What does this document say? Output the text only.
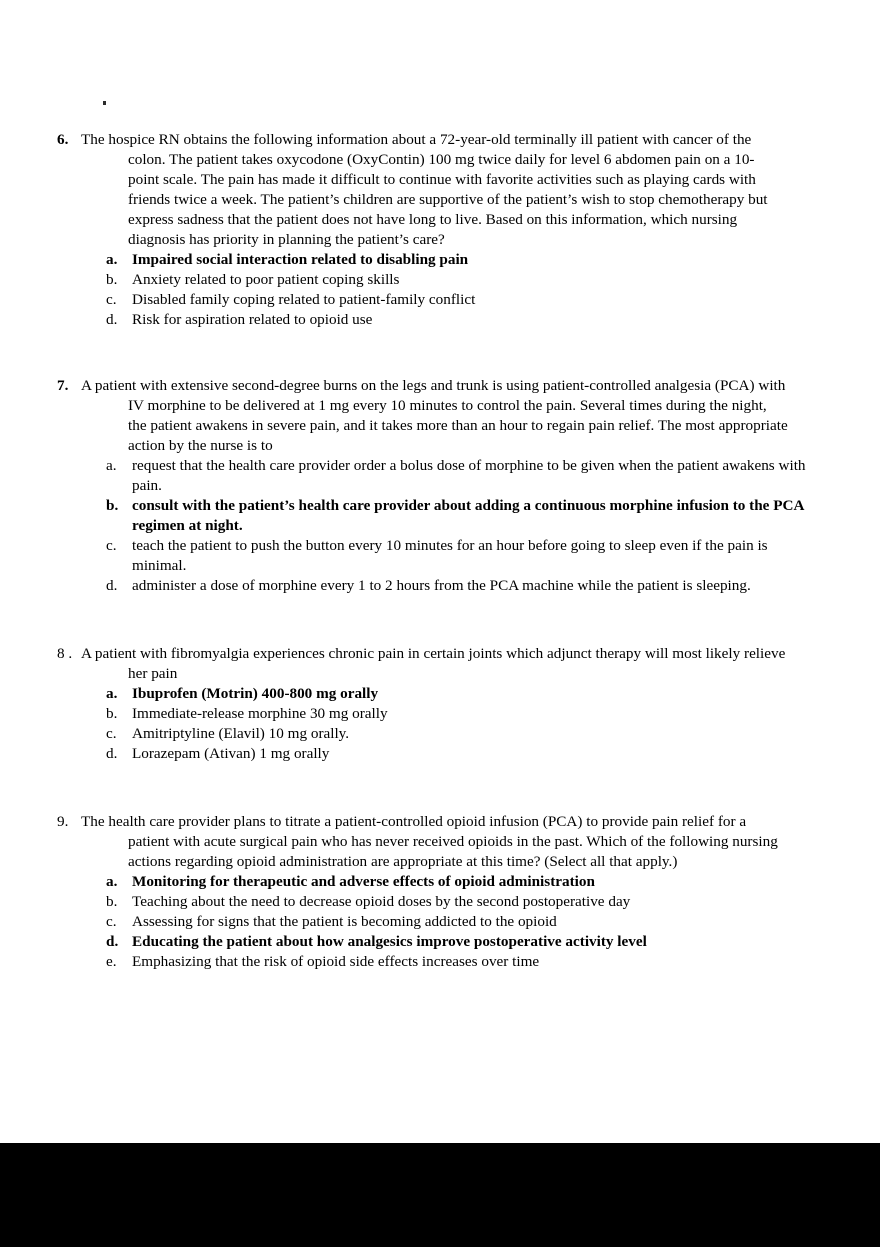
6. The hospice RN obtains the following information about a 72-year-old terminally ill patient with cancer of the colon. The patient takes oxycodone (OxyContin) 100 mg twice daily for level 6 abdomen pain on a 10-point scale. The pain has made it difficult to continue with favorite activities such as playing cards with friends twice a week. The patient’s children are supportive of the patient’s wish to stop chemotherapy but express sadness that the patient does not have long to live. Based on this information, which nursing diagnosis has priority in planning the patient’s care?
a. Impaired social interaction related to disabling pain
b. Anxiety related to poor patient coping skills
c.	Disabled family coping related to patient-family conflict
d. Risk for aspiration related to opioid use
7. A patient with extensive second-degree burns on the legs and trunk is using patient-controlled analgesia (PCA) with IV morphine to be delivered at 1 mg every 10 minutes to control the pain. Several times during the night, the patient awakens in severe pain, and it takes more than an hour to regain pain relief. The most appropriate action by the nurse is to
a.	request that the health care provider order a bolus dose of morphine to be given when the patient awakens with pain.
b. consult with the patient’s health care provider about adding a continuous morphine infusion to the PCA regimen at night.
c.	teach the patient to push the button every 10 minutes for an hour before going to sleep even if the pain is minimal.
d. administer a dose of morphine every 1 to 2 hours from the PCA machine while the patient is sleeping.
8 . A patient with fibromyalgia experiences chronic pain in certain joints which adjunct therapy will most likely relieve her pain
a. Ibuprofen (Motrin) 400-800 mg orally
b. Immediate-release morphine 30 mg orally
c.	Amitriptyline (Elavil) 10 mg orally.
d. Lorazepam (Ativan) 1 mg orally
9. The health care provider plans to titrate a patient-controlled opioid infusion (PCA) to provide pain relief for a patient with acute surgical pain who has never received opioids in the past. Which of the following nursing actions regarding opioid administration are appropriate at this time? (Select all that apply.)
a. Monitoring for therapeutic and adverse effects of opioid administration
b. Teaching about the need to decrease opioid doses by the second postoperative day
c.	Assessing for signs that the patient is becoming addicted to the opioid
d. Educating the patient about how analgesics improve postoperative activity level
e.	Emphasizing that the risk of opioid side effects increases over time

───

Aim of the exercise: How many lines of the data hold the string "appropriate"? Reply with the number alone.

Solution to the problem: 2